## The request
For the records below, give the count of lines holding the word "will" and nothing more.

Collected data

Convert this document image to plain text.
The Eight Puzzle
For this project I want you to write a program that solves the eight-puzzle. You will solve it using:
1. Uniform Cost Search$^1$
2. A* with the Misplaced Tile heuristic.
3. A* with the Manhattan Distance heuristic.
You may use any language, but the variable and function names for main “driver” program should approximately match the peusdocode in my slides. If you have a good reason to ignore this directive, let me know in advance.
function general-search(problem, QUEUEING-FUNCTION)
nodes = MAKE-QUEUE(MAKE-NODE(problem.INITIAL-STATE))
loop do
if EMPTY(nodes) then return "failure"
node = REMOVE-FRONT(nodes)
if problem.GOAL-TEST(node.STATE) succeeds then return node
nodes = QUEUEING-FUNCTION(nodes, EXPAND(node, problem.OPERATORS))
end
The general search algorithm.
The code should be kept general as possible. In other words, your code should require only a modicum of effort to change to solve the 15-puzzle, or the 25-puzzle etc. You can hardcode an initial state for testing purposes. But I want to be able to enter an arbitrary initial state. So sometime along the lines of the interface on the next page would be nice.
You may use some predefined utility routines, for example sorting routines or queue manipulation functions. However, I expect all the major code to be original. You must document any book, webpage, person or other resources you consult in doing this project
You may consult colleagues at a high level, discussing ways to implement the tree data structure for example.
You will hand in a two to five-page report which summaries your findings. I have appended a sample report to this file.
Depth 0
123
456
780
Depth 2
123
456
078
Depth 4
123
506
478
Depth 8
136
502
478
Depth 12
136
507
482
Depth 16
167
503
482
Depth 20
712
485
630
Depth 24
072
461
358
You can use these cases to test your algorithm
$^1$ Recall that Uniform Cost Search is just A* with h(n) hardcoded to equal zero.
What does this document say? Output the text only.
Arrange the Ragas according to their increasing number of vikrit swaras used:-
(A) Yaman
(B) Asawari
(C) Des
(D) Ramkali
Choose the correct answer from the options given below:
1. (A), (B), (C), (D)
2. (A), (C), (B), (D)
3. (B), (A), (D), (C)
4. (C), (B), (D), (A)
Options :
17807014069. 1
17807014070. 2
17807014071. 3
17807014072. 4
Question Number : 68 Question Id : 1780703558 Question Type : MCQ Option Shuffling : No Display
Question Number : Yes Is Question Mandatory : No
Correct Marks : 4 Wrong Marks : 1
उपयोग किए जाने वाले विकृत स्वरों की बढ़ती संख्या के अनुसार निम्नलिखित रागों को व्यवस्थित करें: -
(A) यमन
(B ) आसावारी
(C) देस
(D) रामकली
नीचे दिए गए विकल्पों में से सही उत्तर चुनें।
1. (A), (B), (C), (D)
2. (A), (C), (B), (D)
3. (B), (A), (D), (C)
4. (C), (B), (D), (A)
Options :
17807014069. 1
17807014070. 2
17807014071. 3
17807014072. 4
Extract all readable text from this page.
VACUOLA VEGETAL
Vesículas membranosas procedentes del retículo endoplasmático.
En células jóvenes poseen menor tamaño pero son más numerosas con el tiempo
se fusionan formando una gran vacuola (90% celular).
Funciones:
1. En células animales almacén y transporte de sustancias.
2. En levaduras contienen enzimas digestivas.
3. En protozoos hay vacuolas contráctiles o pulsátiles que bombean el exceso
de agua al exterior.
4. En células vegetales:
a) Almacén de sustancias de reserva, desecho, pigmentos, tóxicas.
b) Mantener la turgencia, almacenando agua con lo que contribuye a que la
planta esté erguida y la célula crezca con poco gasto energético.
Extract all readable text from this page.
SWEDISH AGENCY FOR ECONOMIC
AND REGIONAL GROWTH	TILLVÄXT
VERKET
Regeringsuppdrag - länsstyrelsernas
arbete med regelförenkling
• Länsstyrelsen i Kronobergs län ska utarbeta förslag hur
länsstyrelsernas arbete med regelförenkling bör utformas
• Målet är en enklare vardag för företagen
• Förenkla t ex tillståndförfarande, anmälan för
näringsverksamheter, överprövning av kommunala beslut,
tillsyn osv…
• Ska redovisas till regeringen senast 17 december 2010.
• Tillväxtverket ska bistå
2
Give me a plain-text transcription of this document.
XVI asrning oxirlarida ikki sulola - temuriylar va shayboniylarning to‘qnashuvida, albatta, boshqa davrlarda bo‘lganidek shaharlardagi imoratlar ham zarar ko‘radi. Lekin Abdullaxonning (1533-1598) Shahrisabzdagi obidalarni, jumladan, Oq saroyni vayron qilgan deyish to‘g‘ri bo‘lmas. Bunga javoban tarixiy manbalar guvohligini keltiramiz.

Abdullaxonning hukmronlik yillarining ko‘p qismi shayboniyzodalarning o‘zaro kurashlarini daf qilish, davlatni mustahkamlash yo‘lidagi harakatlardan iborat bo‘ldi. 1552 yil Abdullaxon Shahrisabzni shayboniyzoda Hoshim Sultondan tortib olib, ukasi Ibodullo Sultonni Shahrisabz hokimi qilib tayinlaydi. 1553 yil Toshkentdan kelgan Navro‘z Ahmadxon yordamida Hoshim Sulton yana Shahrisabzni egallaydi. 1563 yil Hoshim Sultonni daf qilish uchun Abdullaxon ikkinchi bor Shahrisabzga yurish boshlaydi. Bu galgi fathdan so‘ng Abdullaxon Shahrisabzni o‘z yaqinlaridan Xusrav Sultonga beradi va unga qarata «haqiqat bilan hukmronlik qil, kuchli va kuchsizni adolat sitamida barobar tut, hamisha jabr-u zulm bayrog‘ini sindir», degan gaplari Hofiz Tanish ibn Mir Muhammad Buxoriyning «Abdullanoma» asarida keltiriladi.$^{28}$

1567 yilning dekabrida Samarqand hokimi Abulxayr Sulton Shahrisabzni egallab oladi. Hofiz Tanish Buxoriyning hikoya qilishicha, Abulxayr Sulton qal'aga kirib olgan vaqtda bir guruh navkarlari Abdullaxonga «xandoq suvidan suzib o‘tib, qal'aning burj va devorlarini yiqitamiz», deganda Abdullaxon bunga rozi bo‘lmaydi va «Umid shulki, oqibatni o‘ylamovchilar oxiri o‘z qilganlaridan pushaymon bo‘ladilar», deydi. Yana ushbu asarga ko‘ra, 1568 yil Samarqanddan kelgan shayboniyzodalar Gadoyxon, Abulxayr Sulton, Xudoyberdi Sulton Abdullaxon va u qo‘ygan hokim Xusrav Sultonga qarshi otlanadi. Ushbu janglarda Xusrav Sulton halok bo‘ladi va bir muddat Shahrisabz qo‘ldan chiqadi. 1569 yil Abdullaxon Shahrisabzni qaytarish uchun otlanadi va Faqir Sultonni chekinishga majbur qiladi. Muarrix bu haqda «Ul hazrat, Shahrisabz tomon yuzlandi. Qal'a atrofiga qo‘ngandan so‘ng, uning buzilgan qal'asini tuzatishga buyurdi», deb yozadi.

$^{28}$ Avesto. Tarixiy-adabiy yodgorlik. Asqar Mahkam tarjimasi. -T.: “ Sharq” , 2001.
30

## Task solution
2